:: What is being asked ::
From the listing below, pull out all lines with "title" in them.

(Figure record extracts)
----------

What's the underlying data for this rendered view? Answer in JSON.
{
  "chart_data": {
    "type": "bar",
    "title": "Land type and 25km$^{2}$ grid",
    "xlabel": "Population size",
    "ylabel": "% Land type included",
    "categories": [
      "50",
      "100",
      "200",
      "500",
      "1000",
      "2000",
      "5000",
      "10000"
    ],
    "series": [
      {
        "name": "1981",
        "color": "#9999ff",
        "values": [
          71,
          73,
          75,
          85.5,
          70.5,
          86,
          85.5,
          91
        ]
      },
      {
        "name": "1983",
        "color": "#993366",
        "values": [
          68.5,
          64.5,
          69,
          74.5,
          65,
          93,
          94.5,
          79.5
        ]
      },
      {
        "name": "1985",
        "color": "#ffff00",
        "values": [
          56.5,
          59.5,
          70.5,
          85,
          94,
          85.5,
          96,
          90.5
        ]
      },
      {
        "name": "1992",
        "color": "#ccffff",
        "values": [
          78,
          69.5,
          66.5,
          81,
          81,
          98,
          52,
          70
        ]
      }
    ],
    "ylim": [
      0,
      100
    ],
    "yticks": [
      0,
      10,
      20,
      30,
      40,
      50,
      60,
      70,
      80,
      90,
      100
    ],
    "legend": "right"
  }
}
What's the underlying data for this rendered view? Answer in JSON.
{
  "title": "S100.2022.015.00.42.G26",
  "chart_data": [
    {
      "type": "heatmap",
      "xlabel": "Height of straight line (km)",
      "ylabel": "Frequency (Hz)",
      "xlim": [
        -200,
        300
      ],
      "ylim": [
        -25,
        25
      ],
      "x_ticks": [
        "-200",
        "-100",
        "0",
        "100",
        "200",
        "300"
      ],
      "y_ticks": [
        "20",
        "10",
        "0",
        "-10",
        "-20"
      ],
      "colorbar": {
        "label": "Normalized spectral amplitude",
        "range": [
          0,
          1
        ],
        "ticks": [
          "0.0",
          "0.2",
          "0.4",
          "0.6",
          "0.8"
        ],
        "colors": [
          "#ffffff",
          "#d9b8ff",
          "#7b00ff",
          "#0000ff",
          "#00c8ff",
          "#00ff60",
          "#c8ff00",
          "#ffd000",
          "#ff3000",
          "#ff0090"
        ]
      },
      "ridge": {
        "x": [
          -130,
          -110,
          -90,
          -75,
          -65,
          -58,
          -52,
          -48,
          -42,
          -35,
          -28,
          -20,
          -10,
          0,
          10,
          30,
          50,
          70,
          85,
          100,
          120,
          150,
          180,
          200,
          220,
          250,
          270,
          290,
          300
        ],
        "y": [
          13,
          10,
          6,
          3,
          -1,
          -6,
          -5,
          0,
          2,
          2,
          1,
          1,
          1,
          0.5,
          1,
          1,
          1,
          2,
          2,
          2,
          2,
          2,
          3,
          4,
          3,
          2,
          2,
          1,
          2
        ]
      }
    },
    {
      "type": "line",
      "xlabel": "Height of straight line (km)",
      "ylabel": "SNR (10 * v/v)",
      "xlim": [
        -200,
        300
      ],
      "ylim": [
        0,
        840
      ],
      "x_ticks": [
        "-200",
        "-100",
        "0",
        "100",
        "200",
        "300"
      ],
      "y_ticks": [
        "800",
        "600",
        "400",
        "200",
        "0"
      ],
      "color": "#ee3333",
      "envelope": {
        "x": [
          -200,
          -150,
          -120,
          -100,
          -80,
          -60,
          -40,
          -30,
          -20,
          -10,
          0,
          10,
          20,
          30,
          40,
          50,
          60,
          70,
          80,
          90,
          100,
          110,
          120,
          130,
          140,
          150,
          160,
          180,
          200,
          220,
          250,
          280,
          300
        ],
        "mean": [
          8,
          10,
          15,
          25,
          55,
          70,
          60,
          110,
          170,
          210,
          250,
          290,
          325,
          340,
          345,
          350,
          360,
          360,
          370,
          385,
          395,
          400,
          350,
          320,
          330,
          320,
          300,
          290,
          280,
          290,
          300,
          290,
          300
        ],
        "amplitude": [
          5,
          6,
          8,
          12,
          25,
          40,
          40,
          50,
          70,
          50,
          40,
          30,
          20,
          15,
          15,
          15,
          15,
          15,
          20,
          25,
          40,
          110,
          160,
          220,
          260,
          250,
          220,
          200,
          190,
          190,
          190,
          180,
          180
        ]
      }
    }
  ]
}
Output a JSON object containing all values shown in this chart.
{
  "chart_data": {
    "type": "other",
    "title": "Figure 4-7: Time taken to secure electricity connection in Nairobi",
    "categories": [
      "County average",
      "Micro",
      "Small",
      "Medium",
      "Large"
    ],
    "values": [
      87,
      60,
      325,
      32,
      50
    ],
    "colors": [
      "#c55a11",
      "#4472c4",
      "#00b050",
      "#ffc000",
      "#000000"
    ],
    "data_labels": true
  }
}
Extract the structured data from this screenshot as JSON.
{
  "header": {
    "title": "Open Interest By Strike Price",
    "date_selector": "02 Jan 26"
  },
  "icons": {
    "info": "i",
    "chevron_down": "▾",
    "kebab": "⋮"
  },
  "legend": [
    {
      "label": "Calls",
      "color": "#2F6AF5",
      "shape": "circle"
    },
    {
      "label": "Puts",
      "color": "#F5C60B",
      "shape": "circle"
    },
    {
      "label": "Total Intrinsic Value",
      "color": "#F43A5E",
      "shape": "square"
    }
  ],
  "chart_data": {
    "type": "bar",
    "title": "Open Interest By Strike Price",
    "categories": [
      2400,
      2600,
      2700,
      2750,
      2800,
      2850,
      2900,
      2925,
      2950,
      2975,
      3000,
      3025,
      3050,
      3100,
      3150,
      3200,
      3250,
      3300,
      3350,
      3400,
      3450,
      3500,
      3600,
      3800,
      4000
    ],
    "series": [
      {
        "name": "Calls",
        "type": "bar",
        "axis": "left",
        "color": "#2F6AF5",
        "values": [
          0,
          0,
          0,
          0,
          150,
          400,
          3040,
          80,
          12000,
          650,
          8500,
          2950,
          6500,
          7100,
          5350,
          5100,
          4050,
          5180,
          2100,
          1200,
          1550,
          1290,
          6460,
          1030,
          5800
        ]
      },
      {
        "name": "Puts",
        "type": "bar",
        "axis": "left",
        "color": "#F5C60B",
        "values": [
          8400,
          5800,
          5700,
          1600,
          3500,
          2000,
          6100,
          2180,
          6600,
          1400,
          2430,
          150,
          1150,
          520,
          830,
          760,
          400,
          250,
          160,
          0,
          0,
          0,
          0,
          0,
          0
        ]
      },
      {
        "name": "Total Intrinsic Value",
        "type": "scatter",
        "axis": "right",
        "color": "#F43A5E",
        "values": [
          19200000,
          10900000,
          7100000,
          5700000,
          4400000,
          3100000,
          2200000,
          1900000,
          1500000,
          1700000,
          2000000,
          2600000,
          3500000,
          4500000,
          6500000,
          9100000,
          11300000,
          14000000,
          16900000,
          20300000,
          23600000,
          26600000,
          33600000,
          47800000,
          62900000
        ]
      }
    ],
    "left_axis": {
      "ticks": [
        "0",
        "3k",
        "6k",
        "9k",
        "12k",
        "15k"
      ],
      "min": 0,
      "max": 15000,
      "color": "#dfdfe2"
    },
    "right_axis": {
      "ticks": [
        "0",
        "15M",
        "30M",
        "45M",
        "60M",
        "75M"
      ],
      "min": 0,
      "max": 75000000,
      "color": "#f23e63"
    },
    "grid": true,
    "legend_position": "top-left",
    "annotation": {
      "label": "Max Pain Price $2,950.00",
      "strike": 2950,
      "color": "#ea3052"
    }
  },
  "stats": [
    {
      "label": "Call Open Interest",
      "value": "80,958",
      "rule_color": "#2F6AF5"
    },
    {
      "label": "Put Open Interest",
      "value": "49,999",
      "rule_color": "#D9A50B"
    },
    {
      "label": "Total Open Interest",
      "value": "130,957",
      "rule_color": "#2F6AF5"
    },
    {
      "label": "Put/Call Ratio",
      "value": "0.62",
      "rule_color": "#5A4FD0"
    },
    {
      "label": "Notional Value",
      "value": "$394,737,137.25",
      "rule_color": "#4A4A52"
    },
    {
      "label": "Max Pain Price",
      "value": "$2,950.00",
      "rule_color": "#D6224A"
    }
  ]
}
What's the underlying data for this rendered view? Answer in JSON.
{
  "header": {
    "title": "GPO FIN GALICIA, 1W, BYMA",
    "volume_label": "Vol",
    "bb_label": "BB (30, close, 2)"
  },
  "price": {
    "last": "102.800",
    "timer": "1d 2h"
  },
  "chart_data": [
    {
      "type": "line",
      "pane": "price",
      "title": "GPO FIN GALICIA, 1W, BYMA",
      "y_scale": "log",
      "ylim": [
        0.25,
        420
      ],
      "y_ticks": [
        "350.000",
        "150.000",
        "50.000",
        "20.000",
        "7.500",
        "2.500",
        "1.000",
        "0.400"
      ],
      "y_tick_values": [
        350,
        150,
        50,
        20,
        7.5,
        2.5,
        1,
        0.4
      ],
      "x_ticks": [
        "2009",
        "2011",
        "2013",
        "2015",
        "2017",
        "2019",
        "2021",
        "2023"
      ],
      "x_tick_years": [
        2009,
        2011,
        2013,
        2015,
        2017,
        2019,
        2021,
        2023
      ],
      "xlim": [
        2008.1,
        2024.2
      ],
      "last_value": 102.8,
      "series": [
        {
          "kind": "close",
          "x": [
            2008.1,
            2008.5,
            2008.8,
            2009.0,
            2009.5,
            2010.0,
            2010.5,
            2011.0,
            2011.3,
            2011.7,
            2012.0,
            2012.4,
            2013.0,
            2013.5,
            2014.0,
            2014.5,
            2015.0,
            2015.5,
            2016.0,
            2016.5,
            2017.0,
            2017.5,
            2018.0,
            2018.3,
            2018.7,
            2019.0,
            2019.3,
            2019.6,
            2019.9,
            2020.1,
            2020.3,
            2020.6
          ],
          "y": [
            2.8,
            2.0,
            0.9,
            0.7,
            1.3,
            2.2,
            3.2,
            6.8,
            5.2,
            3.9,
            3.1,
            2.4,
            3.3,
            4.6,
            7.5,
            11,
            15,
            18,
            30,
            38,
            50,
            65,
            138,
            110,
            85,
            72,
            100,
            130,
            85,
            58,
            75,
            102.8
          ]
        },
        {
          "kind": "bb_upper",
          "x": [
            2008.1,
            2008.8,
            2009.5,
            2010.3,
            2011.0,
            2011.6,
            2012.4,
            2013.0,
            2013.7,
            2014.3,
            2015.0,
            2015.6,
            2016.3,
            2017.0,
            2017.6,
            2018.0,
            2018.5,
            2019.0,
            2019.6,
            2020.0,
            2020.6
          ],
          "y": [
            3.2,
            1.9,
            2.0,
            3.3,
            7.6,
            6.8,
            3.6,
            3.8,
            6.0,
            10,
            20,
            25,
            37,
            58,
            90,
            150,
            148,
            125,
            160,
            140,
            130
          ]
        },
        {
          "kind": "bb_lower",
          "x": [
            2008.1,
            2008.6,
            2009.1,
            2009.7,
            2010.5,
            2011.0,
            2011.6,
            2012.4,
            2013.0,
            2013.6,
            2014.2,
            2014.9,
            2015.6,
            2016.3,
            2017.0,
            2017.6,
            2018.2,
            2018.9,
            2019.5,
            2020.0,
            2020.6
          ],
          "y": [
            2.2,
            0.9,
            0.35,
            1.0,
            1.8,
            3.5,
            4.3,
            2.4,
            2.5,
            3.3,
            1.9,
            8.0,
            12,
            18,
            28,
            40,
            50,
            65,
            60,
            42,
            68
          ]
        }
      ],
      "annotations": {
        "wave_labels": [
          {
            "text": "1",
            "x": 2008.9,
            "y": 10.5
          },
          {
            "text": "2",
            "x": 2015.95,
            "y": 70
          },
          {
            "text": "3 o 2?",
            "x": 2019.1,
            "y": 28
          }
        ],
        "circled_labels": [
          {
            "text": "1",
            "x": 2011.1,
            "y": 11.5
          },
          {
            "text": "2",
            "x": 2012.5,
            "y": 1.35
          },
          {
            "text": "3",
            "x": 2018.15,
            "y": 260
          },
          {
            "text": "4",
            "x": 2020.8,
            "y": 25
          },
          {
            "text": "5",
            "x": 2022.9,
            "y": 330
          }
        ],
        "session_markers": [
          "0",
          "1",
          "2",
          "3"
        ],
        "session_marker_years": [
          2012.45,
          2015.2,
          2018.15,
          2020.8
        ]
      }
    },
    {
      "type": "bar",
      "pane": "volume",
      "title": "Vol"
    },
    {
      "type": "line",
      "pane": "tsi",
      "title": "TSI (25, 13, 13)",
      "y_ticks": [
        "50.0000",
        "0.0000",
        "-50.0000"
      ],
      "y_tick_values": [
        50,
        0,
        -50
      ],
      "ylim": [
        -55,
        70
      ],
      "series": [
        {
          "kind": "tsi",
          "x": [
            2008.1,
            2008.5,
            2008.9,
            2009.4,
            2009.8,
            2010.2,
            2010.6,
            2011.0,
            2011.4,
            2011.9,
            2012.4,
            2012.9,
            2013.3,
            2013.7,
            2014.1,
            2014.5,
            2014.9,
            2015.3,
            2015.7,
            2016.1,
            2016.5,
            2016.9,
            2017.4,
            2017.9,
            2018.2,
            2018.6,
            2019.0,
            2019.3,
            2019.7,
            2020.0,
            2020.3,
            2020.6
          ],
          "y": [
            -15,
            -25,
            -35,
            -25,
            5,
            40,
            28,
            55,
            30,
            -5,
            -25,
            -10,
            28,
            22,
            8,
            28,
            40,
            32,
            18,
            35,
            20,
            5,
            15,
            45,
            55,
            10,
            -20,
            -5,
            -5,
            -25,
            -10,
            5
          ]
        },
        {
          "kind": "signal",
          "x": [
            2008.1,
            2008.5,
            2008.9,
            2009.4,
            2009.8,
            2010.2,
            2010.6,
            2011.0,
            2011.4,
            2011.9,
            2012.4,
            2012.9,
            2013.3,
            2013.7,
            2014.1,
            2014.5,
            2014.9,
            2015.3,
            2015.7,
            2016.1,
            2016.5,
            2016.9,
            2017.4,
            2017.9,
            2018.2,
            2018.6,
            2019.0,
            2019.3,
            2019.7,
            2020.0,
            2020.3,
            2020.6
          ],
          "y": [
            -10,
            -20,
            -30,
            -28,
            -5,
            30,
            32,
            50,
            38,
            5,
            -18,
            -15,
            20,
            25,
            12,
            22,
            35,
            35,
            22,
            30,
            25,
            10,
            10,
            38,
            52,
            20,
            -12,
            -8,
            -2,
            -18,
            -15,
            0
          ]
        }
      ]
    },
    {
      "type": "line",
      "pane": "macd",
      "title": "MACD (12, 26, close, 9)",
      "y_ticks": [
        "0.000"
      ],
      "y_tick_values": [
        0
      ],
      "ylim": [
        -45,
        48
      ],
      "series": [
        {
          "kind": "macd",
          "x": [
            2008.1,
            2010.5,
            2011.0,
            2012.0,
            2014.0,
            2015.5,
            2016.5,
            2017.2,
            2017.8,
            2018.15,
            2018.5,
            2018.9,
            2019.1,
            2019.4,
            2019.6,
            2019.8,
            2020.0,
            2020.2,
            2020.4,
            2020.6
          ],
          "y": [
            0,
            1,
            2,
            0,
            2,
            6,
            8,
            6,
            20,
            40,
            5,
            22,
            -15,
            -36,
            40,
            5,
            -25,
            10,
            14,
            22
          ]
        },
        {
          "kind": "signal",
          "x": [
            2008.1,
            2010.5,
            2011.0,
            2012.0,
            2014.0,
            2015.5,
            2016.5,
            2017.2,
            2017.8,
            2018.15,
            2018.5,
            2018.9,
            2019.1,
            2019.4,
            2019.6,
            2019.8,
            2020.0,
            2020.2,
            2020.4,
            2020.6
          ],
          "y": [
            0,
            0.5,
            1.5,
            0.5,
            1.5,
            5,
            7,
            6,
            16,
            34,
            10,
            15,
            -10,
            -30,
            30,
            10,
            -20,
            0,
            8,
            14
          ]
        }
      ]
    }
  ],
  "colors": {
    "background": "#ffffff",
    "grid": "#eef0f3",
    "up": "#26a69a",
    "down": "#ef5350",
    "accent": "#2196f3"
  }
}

----------

:: Response ::
    "title": "Land type and 25km$^{2}$ grid",
  "title": "S100.2022.015.00.42.G26",
    "title": "Figure 4-7: Time taken to secure electricity connection in Nairobi",
    "title": "Open Interest By Strike Price",
    "title": "Open Interest By Strike Price",
    "title": "GPO FIN GALICIA, 1W, BYMA",
      "title": "GPO FIN GALICIA, 1W, BYMA",
      "title": "Vol"
      "title": "TSI (25, 13, 13)",
      "title": "MACD (12, 26, close, 9)",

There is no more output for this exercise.